WHAT YOU SHOULD DO
Reply with the count of lines holding "this", nothing more.

DATASET
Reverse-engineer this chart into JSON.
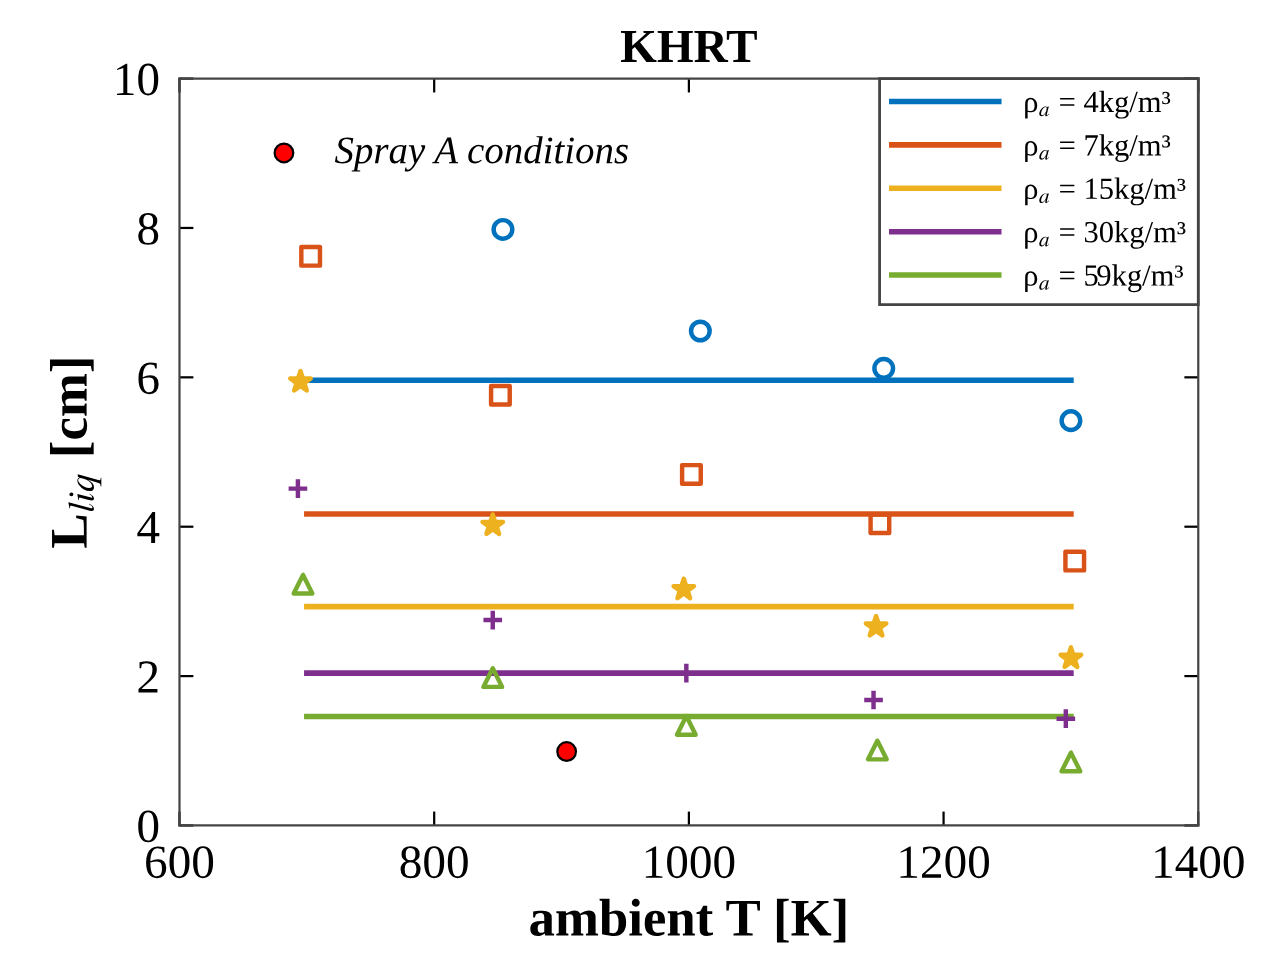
{
  "chart_data": {
    "type": "scatter",
    "title": "KHRT",
    "xlabel": "ambient T [K]",
    "ylabel": "L$_{liq}$ [cm]",
    "xlim": [
      600,
      1400
    ],
    "xticks": [
      600,
      800,
      1000,
      1200,
      1400
    ],
    "ylim": [
      0,
      10
    ],
    "yticks": [
      0,
      2,
      4,
      6,
      8,
      10
    ],
    "grid": false,
    "legend": "top right",
    "series": [
      {
        "marker": "circle",
        "color": "#0072bd",
        "x": [
          854,
          1009,
          1153,
          1300
        ],
        "values": [
          7.98,
          6.62,
          6.12,
          5.42
        ]
      },
      {
        "marker": "square",
        "color": "#d95319",
        "x": [
          703,
          852,
          1002,
          1150,
          1303
        ],
        "values": [
          7.62,
          5.76,
          4.7,
          4.04,
          3.54
        ]
      },
      {
        "marker": "star",
        "color": "#edb120",
        "x": [
          695,
          846,
          996,
          1147,
          1300
        ],
        "values": [
          5.94,
          4.02,
          3.16,
          2.66,
          2.24
        ]
      },
      {
        "marker": "cross",
        "color": "#7e2f8e",
        "x": [
          693,
          846,
          998,
          1145,
          1296
        ],
        "values": [
          4.51,
          2.75,
          2.04,
          1.68,
          1.43
        ]
      },
      {
        "marker": "triangle",
        "color": "#77ac30",
        "x": [
          697,
          846,
          998,
          1148,
          1300
        ],
        "values": [
          3.23,
          1.98,
          1.34,
          1.01,
          0.85
        ]
      },
      {
        "type": "line",
        "name": "ρ$_{a}$ = 4kg/m³",
        "color": "#0072bd",
        "x": [
          700,
          1300
        ],
        "values": [
          5.96,
          5.96
        ]
      },
      {
        "type": "line",
        "name": "ρ$_{a}$ = 7kg/m³",
        "color": "#d95319",
        "x": [
          700,
          1300
        ],
        "values": [
          4.17,
          4.17
        ]
      },
      {
        "type": "line",
        "name": "ρ$_{a}$ = 15kg/m³",
        "color": "#edb120",
        "x": [
          700,
          1300
        ],
        "values": [
          2.93,
          2.93
        ]
      },
      {
        "type": "line",
        "name": "ρ$_{a}$ = 30kg/m³",
        "color": "#7e2f8e",
        "x": [
          700,
          1300
        ],
        "values": [
          2.04,
          2.04
        ]
      },
      {
        "type": "line",
        "name": "ρ$_{a}$ = 59kg/m³",
        "color": "#77ac30",
        "x": [
          700,
          1300
        ],
        "values": [
          1.46,
          1.46
        ]
      },
      {
        "marker": "circle",
        "name": "Spray A conditions",
        "color": "#ff0000",
        "x": [
          904
        ],
        "values": [
          0.99
        ]
      }
    ]
  }
}
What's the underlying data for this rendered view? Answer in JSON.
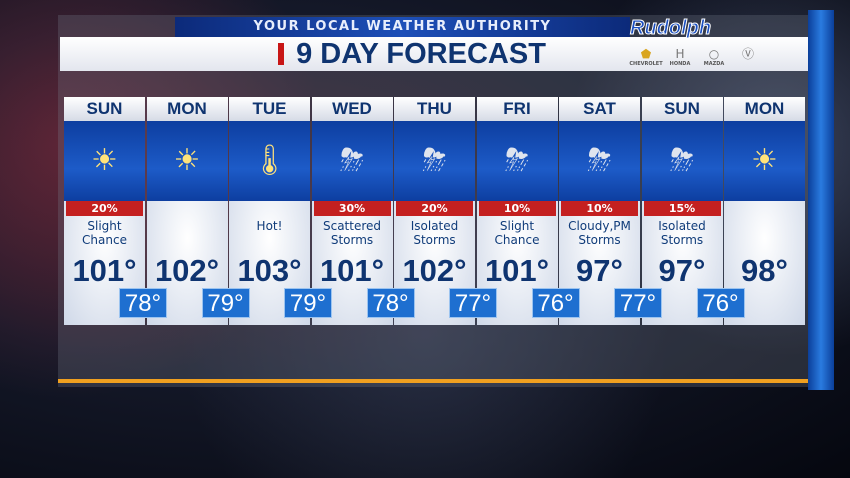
{
  "header": {
    "tagline": "YOUR LOCAL WEATHER AUTHORITY",
    "title": "9 DAY FORECAST",
    "sponsor": "Rudolph",
    "sponsor_brands": [
      "CHEVROLET",
      "HONDA",
      "MAZDA",
      "VW"
    ]
  },
  "colors": {
    "accent_red": "#c42020",
    "accent_blue": "#1e6fd0",
    "title_navy": "#0f3470",
    "divider": "#f0a020"
  },
  "days": [
    {
      "day": "SUN",
      "icon": "sunny-hazy",
      "pct": "20%",
      "desc": "Slight\nChance",
      "high": "101°",
      "low": "78°"
    },
    {
      "day": "MON",
      "icon": "sunny-hazy",
      "pct": "",
      "desc": "",
      "high": "102°",
      "low": "79°"
    },
    {
      "day": "TUE",
      "icon": "hot-thermometer-sun",
      "pct": "",
      "desc": "Hot!",
      "high": "103°",
      "low": "79°"
    },
    {
      "day": "WED",
      "icon": "thunderstorm",
      "pct": "30%",
      "desc": "Scattered\nStorms",
      "high": "101°",
      "low": "78°"
    },
    {
      "day": "THU",
      "icon": "thunderstorm",
      "pct": "20%",
      "desc": "Isolated\nStorms",
      "high": "102°",
      "low": "77°"
    },
    {
      "day": "FRI",
      "icon": "thunderstorm",
      "pct": "10%",
      "desc": "Slight\nChance",
      "high": "101°",
      "low": "76°"
    },
    {
      "day": "SAT",
      "icon": "thunderstorm",
      "pct": "10%",
      "desc": "Cloudy,PM\nStorms",
      "high": "97°",
      "low": "77°"
    },
    {
      "day": "SUN",
      "icon": "thunderstorm",
      "pct": "15%",
      "desc": "Isolated\nStorms",
      "high": "97°",
      "low": "76°"
    },
    {
      "day": "MON",
      "icon": "sunny-hazy",
      "pct": "",
      "desc": "",
      "high": "98°",
      "low": ""
    }
  ]
}
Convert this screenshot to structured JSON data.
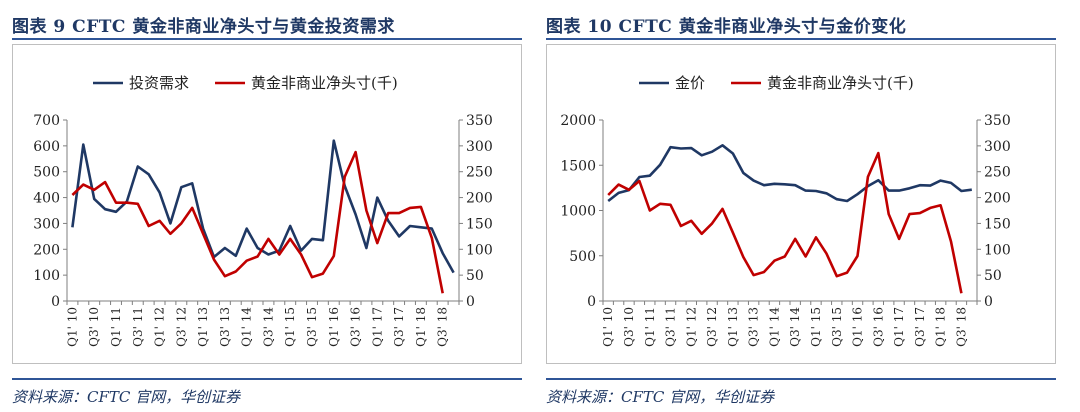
{
  "figures": [
    {
      "title": "图表 9   CFTC 黄金非商业净头寸与黄金投资需求",
      "source": "资料来源：CFTC 官网，华创证券"
    },
    {
      "title": "图表 10   CFTC 黄金非商业净头寸与金价变化",
      "source": "资料来源：CFTC 官网，华创证券"
    }
  ],
  "colors": {
    "navy": "#1f3864",
    "red": "#c00000",
    "rule": "#2f5597"
  },
  "chart_data": [
    {
      "type": "line",
      "categories": [
        "Q1'10",
        "Q2'10",
        "Q3'10",
        "Q4'10",
        "Q1'11",
        "Q2'11",
        "Q3'11",
        "Q4'11",
        "Q1'12",
        "Q2'12",
        "Q3'12",
        "Q4'12",
        "Q1'13",
        "Q2'13",
        "Q3'13",
        "Q4'13",
        "Q1'14",
        "Q2'14",
        "Q3'14",
        "Q4'14",
        "Q1'15",
        "Q2'15",
        "Q3'15",
        "Q4'15",
        "Q1'16",
        "Q2'16",
        "Q3'16",
        "Q4'16",
        "Q1'17",
        "Q2'17",
        "Q3'17",
        "Q4'17",
        "Q1'18",
        "Q2'18",
        "Q3'18",
        "Q4'18"
      ],
      "tick_labels": [
        "Q1' 10",
        "Q3' 10",
        "Q1' 11",
        "Q3' 11",
        "Q1' 12",
        "Q3' 12",
        "Q1' 13",
        "Q3' 13",
        "Q1' 14",
        "Q3' 14",
        "Q1' 15",
        "Q3' 15",
        "Q1' 16",
        "Q3' 16",
        "Q1' 17",
        "Q3' 17",
        "Q1' 18",
        "Q3' 18"
      ],
      "y_left": {
        "min": 0,
        "max": 700,
        "ticks": [
          "0",
          "100",
          "200",
          "300",
          "400",
          "500",
          "600",
          "700"
        ]
      },
      "y_right": {
        "min": 0,
        "max": 350,
        "ticks": [
          "0",
          "50",
          "100",
          "150",
          "200",
          "250",
          "300",
          "350"
        ]
      },
      "legend": "top",
      "grid": false,
      "series": [
        {
          "name": "投资需求",
          "axis": "left",
          "color": "#1f3864",
          "values": [
            285,
            605,
            395,
            355,
            345,
            385,
            520,
            490,
            420,
            300,
            440,
            455,
            280,
            170,
            205,
            175,
            280,
            205,
            180,
            195,
            290,
            195,
            240,
            235,
            620,
            445,
            335,
            205,
            400,
            310,
            250,
            290,
            285,
            280,
            185,
            110
          ]
        },
        {
          "name": "黄金非商业净头寸(千)",
          "axis": "right",
          "color": "#c00000",
          "values": [
            205,
            225,
            215,
            230,
            190,
            190,
            188,
            145,
            155,
            130,
            150,
            180,
            130,
            80,
            48,
            57,
            78,
            86,
            120,
            90,
            120,
            90,
            46,
            53,
            87,
            240,
            288,
            175,
            112,
            170,
            170,
            180,
            182,
            122,
            15,
            null
          ]
        }
      ]
    },
    {
      "type": "line",
      "categories": [
        "Q1'10",
        "Q2'10",
        "Q3'10",
        "Q4'10",
        "Q1'11",
        "Q2'11",
        "Q3'11",
        "Q4'11",
        "Q1'12",
        "Q2'12",
        "Q3'12",
        "Q4'12",
        "Q1'13",
        "Q2'13",
        "Q3'13",
        "Q4'13",
        "Q1'14",
        "Q2'14",
        "Q3'14",
        "Q4'14",
        "Q1'15",
        "Q2'15",
        "Q3'15",
        "Q4'15",
        "Q1'16",
        "Q2'16",
        "Q3'16",
        "Q4'16",
        "Q1'17",
        "Q2'17",
        "Q3'17",
        "Q4'17",
        "Q1'18",
        "Q2'18",
        "Q3'18",
        "Q4'18"
      ],
      "tick_labels": [
        "Q1' 10",
        "Q3' 10",
        "Q1' 11",
        "Q3' 11",
        "Q1' 12",
        "Q3' 12",
        "Q1' 13",
        "Q3' 13",
        "Q1' 14",
        "Q3' 14",
        "Q1' 15",
        "Q3' 15",
        "Q1' 16",
        "Q3' 16",
        "Q1' 17",
        "Q3' 17",
        "Q1' 18",
        "Q3' 18"
      ],
      "y_left": {
        "min": 0,
        "max": 2000,
        "ticks": [
          "0",
          "500",
          "1000",
          "1500",
          "2000"
        ]
      },
      "y_right": {
        "min": 0,
        "max": 350,
        "ticks": [
          "0",
          "50",
          "100",
          "150",
          "200",
          "250",
          "300",
          "350"
        ]
      },
      "legend": "top",
      "grid": false,
      "series": [
        {
          "name": "金价",
          "axis": "left",
          "color": "#1f3864",
          "values": [
            1105,
            1195,
            1225,
            1370,
            1385,
            1505,
            1700,
            1685,
            1690,
            1610,
            1650,
            1720,
            1630,
            1415,
            1330,
            1280,
            1295,
            1290,
            1280,
            1220,
            1215,
            1190,
            1125,
            1105,
            1180,
            1270,
            1335,
            1220,
            1220,
            1245,
            1280,
            1275,
            1330,
            1305,
            1215,
            1230
          ]
        },
        {
          "name": "黄金非商业净头寸(千)",
          "axis": "right",
          "color": "#c00000",
          "values": [
            205,
            225,
            215,
            232,
            175,
            188,
            186,
            145,
            155,
            130,
            150,
            178,
            132,
            85,
            50,
            56,
            78,
            86,
            120,
            86,
            123,
            92,
            48,
            55,
            87,
            240,
            286,
            168,
            120,
            168,
            170,
            180,
            185,
            115,
            15,
            null
          ]
        }
      ]
    }
  ]
}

FINISHED ANSWER
3